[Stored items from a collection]
(begin)
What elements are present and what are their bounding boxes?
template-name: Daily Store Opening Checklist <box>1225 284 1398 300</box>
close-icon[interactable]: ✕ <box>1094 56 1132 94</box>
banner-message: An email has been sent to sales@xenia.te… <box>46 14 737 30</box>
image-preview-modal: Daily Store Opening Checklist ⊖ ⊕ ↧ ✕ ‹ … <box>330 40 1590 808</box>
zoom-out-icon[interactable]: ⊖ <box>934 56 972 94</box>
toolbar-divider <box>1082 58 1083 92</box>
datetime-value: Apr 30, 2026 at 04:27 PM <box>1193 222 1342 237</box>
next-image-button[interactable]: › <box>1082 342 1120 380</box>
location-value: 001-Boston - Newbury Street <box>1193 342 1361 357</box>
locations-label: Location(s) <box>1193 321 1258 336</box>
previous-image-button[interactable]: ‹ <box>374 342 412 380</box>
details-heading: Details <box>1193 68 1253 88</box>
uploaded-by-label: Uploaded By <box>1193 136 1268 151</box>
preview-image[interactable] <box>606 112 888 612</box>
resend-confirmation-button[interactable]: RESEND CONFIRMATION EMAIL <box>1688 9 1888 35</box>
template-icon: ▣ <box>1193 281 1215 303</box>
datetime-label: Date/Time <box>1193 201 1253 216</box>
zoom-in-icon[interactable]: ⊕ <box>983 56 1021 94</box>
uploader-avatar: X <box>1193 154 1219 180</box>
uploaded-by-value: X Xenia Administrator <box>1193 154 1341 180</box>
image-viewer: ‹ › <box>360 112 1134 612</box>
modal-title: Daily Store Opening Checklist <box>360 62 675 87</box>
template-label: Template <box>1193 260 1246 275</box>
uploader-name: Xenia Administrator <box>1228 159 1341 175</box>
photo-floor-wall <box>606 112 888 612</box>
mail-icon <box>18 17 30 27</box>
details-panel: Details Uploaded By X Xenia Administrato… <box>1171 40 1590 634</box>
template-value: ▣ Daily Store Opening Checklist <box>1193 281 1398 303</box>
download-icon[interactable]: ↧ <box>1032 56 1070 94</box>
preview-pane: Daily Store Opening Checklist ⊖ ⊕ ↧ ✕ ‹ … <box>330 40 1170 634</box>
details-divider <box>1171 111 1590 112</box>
(end)
**Requirement:**
How many lines in the rows above contain the word "Opening"? Reply with the number alone.

**Exercise result:**
5